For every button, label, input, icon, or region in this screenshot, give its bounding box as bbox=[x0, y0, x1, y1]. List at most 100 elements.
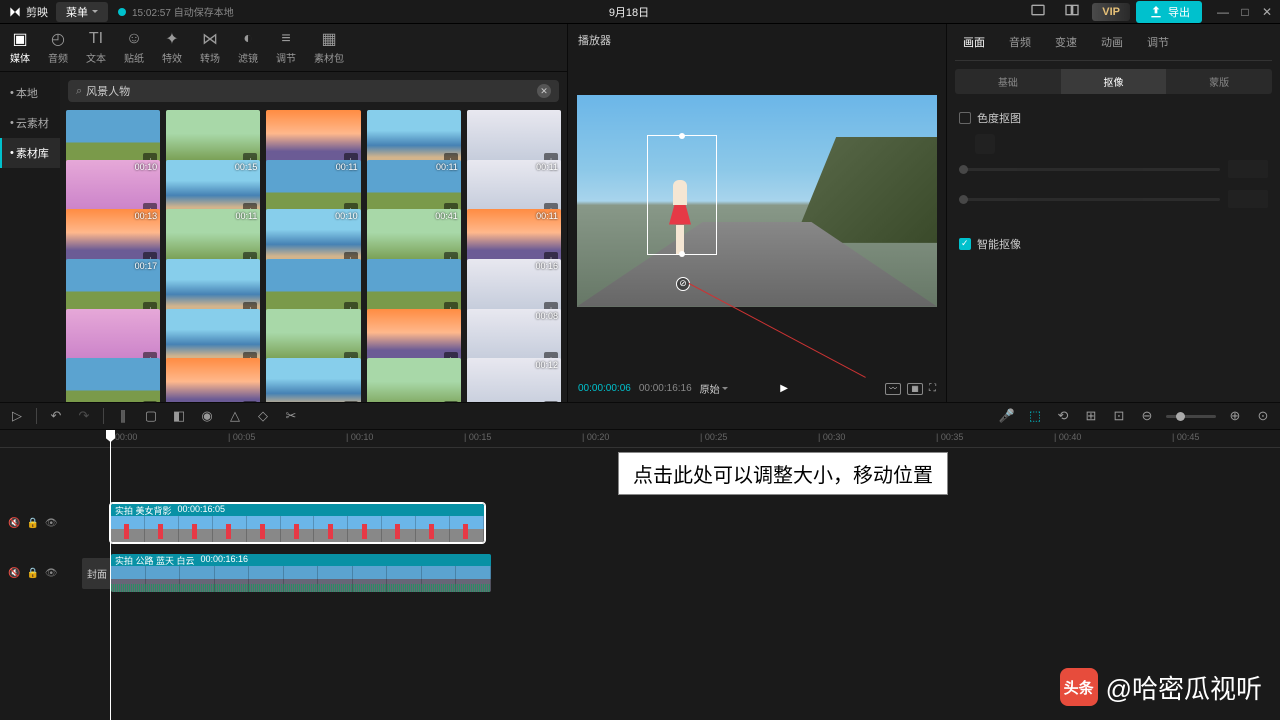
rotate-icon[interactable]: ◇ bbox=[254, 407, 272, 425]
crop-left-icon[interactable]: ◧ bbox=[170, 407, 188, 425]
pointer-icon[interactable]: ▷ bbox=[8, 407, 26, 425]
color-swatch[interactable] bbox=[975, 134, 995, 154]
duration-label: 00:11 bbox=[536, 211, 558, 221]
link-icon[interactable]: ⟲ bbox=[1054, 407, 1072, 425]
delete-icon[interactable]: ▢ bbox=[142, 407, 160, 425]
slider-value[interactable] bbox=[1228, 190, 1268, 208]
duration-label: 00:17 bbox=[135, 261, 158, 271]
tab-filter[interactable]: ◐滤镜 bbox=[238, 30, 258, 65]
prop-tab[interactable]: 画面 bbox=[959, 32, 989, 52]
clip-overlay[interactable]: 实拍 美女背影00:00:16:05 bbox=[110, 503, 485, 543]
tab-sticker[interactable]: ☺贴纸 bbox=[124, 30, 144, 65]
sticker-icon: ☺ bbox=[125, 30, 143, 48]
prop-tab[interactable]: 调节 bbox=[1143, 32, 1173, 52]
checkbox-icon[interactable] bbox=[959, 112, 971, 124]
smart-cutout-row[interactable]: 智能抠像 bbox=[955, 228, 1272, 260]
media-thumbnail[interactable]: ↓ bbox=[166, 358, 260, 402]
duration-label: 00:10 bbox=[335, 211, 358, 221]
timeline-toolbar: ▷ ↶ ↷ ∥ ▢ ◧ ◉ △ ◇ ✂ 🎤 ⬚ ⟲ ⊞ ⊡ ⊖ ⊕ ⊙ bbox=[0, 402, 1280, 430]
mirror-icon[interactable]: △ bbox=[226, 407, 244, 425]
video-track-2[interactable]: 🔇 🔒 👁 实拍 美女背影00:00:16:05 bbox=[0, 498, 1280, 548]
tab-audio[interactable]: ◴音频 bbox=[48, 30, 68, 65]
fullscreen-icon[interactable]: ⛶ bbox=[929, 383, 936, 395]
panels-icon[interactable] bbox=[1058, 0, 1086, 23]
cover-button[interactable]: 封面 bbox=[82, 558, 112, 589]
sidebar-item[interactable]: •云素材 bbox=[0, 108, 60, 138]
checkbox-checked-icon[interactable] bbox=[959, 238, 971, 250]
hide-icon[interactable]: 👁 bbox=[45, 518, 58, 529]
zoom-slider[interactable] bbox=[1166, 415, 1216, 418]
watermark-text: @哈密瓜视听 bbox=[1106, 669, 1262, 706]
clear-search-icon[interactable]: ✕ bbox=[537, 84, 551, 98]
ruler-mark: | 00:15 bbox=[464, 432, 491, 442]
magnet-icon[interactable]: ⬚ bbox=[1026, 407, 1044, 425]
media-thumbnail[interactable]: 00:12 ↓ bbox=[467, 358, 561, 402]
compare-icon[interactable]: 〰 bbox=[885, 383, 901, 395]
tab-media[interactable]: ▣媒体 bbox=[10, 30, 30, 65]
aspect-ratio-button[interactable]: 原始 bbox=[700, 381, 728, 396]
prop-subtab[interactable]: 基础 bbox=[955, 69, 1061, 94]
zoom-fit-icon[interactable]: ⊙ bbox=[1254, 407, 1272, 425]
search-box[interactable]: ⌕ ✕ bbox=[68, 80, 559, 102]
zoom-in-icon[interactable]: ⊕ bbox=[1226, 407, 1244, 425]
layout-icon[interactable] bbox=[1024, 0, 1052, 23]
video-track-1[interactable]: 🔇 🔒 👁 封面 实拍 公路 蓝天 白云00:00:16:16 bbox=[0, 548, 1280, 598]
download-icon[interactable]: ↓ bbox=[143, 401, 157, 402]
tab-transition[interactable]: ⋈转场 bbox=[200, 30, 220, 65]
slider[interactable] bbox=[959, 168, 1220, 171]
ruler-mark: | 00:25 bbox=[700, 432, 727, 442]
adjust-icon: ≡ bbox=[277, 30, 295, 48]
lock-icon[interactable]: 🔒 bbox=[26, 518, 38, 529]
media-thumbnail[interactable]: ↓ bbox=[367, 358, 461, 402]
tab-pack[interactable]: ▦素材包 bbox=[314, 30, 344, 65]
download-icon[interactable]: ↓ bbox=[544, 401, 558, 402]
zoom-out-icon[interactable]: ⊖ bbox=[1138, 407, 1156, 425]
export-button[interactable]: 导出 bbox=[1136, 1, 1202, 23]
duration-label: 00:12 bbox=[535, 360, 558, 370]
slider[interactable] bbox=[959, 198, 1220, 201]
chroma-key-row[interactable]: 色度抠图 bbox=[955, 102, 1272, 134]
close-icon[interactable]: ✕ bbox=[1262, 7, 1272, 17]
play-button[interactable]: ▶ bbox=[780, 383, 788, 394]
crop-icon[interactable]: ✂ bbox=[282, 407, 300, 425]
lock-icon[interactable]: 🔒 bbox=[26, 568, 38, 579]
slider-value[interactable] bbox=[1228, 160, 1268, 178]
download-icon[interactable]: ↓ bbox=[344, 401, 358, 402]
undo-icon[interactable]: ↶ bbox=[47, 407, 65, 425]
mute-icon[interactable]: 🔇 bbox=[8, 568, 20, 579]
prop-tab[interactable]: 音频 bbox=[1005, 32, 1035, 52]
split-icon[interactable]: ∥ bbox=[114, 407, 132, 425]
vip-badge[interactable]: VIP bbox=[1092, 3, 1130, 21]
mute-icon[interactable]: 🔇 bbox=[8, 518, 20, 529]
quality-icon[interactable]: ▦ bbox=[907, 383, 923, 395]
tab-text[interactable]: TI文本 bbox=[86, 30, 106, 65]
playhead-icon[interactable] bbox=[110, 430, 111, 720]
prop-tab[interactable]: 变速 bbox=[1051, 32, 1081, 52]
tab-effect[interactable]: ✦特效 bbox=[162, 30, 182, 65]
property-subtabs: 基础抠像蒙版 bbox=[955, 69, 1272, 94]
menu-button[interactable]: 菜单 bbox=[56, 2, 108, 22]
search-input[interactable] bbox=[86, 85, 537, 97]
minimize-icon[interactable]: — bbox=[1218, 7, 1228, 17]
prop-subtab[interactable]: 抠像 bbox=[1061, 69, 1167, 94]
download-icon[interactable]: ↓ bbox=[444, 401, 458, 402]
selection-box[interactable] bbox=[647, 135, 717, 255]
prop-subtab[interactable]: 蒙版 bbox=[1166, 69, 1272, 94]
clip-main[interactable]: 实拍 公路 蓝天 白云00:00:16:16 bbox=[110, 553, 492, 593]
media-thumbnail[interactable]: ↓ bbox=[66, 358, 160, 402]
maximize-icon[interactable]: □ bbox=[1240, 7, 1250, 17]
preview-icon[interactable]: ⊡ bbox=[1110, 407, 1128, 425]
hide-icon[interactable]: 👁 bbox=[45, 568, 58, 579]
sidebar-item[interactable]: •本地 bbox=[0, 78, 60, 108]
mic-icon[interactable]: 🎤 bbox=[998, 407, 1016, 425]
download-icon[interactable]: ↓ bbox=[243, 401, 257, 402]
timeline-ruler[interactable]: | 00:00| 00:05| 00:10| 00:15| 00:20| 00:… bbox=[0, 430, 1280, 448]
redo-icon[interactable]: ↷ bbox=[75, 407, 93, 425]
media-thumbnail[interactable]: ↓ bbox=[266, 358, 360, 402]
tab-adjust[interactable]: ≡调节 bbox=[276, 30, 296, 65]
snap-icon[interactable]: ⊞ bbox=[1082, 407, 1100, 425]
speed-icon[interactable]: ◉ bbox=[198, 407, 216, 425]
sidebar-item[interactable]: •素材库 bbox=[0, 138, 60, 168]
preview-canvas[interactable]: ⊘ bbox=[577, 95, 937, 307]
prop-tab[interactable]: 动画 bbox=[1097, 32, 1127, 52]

━━━━

## STATED GOAL
Render the lines from the one holding "rotate-icon[interactable]: ◇ bbox=[254, 407, 272, 425]" through the one holding "media-thumbnail[interactable]: ↓ bbox=[166, 358, 260, 402]", inclusive, as a JSON list of strings, one string per line, leaving out any blank lines.

## RESPONSE TO THE TASK
[
  "rotate-icon[interactable]: ◇ bbox=[254, 407, 272, 425]",
  "crop-left-icon[interactable]: ◧ bbox=[170, 407, 188, 425]",
  "pointer-icon[interactable]: ▷ bbox=[8, 407, 26, 425]",
  "color-swatch[interactable] bbox=[975, 134, 995, 154]",
  "duration-label: 00:11 bbox=[536, 211, 558, 221]",
  "link-icon[interactable]: ⟲ bbox=[1054, 407, 1072, 425]",
  "delete-icon[interactable]: ▢ bbox=[142, 407, 160, 425]",
  "slider-value[interactable] bbox=[1228, 190, 1268, 208]",
  "duration-label: 00:17 bbox=[135, 261, 158, 271]",
  "tab-filter[interactable]: ◐滤镜 bbox=[238, 30, 258, 65]",
  "prop-tab[interactable]: 画面 bbox=[959, 32, 989, 52]",
  "clip-overlay[interactable]: 实拍 美女背影00:00:16:05 bbox=[110, 503, 485, 543]",
  "tab-sticker[interactable]: ☺贴纸 bbox=[124, 30, 144, 65]",
  "sticker-icon: ☺ bbox=[125, 30, 143, 48]",
  "prop-tab[interactable]: 调节 bbox=[1143, 32, 1173, 52]",
  "checkbox-icon[interactable] bbox=[959, 112, 971, 124]",
  "smart-cutout-row[interactable]: 智能抠像 bbox=[955, 228, 1272, 260]",
  "media-thumbnail[interactable]: ↓ bbox=[166, 358, 260, 402]"
]